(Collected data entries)

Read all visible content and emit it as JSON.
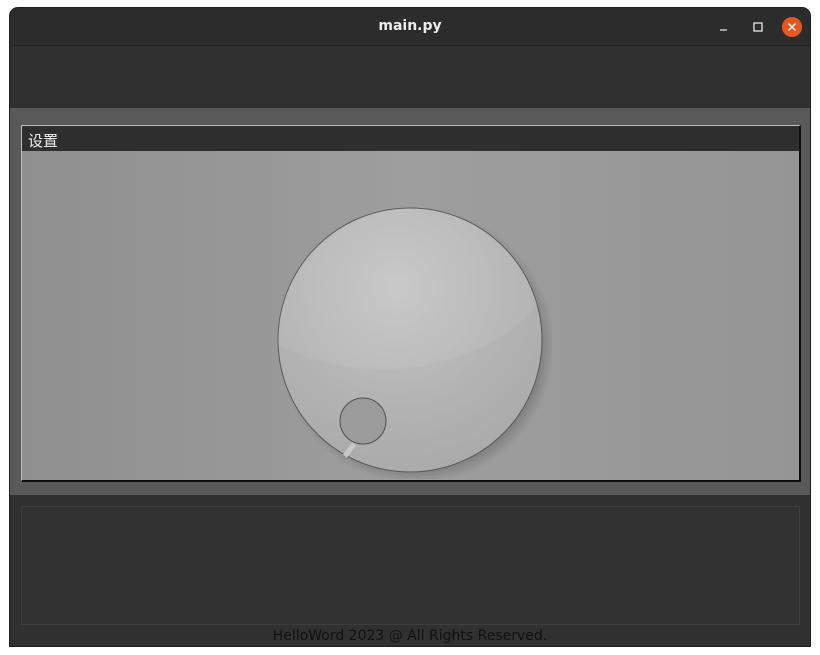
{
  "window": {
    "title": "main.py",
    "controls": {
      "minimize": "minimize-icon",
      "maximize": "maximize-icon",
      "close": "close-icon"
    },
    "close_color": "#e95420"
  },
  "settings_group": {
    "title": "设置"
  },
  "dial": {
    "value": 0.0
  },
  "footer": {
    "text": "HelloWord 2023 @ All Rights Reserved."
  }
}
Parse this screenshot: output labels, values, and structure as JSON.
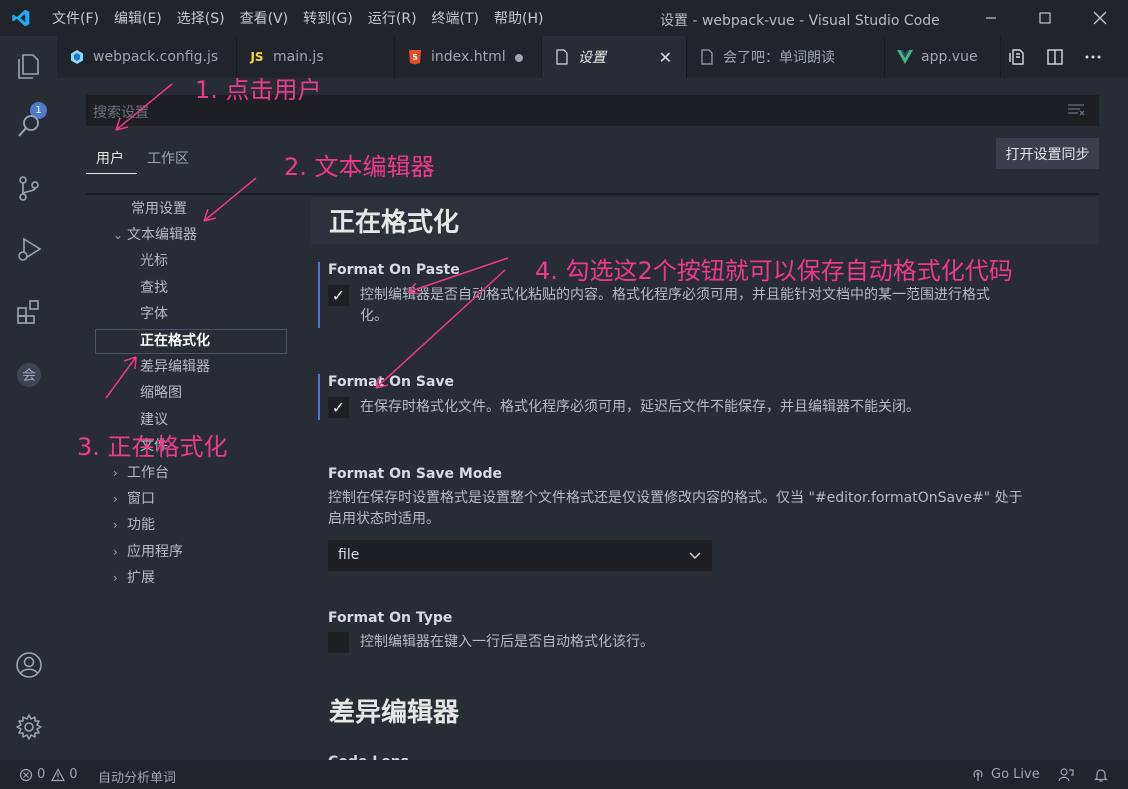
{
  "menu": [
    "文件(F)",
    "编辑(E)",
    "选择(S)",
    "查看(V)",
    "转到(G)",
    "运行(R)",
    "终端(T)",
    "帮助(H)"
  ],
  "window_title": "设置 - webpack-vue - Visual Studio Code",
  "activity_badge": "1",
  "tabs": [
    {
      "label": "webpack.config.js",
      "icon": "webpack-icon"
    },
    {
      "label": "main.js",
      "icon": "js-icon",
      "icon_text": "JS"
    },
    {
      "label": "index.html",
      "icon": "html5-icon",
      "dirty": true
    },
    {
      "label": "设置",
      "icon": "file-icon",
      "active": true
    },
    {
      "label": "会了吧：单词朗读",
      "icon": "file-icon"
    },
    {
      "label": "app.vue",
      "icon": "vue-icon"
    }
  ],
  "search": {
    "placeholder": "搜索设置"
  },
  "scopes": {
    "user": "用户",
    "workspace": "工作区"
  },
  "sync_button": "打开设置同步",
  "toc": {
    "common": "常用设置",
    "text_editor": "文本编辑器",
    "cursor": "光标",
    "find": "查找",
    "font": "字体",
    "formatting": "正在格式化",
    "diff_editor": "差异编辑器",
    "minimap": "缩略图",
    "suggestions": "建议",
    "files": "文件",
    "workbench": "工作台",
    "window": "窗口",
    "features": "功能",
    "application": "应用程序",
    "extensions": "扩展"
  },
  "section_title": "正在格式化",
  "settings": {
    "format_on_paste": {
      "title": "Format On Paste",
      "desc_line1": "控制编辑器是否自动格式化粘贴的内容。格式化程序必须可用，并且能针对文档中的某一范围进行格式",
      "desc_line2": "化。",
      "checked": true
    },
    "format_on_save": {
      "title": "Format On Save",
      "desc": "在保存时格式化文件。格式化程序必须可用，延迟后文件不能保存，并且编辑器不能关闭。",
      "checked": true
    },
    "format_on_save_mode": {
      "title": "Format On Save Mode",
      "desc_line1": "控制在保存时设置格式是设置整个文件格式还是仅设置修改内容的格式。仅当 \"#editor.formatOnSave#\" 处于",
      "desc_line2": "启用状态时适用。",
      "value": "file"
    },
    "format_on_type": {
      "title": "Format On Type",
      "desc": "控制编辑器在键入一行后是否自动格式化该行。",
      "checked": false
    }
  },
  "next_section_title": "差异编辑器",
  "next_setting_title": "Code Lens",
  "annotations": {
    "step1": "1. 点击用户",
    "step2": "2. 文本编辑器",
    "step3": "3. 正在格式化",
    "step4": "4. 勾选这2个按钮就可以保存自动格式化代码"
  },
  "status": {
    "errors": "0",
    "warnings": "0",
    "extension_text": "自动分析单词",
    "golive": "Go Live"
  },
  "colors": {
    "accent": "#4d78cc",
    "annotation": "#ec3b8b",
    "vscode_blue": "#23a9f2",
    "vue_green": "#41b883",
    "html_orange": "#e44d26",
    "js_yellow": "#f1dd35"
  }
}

==

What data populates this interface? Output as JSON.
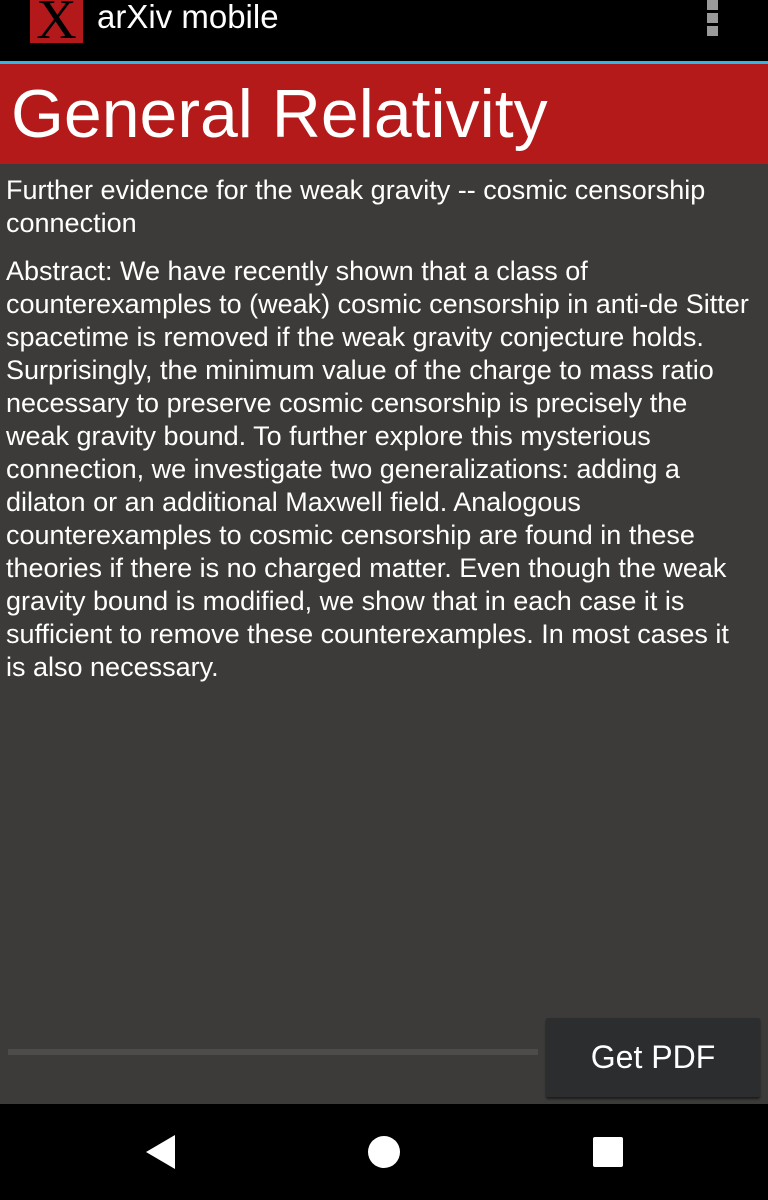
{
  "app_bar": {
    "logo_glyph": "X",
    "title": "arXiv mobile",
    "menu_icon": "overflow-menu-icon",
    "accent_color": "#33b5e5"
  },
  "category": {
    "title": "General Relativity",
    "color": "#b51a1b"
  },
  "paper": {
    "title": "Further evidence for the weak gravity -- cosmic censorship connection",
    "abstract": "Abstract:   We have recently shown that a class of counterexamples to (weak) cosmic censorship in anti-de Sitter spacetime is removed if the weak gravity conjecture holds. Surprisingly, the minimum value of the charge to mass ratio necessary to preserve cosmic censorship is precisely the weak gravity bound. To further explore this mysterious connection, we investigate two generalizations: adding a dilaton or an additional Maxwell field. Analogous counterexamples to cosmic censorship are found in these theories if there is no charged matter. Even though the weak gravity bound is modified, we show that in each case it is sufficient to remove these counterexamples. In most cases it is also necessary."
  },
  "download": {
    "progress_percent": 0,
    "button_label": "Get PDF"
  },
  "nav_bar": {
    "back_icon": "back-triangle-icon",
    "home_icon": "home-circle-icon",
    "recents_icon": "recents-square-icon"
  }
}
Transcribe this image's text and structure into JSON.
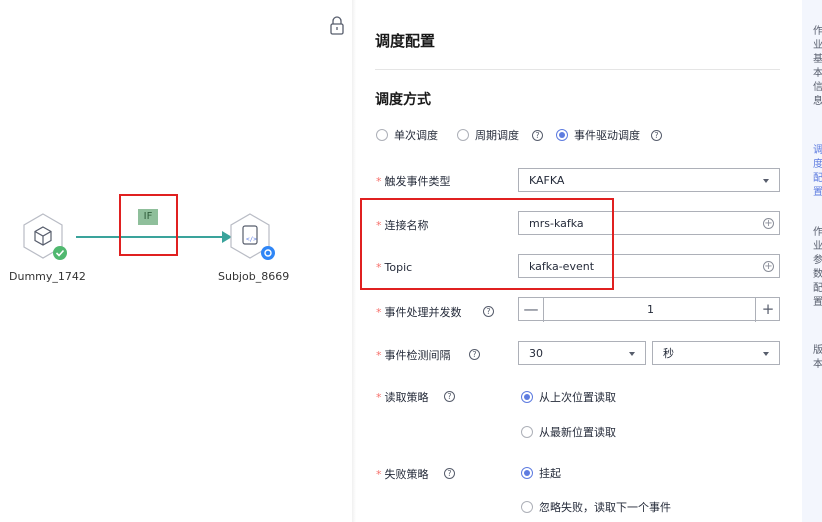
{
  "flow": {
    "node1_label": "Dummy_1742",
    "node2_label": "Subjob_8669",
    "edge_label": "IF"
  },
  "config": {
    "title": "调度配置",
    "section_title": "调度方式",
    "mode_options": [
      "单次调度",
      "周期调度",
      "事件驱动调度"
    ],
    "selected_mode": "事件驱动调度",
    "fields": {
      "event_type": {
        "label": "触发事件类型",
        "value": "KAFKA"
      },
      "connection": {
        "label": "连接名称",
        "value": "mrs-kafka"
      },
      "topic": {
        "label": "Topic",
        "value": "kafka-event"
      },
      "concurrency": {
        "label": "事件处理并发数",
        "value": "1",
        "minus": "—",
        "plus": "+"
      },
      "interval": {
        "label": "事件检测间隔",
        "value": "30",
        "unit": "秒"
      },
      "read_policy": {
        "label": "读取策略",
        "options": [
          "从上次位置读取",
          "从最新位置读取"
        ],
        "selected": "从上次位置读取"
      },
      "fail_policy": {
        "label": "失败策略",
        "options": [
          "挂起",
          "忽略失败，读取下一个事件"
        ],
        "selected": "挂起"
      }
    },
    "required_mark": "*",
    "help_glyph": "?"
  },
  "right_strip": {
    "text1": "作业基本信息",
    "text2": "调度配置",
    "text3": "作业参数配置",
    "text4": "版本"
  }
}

§ JOB:
Return from the data every line that holds "structure".

§ WRITTEN ANSWER:
Parse this screenshot: output labels, values, and structure as JSON.
Transcribe this image's text and structure into JSON.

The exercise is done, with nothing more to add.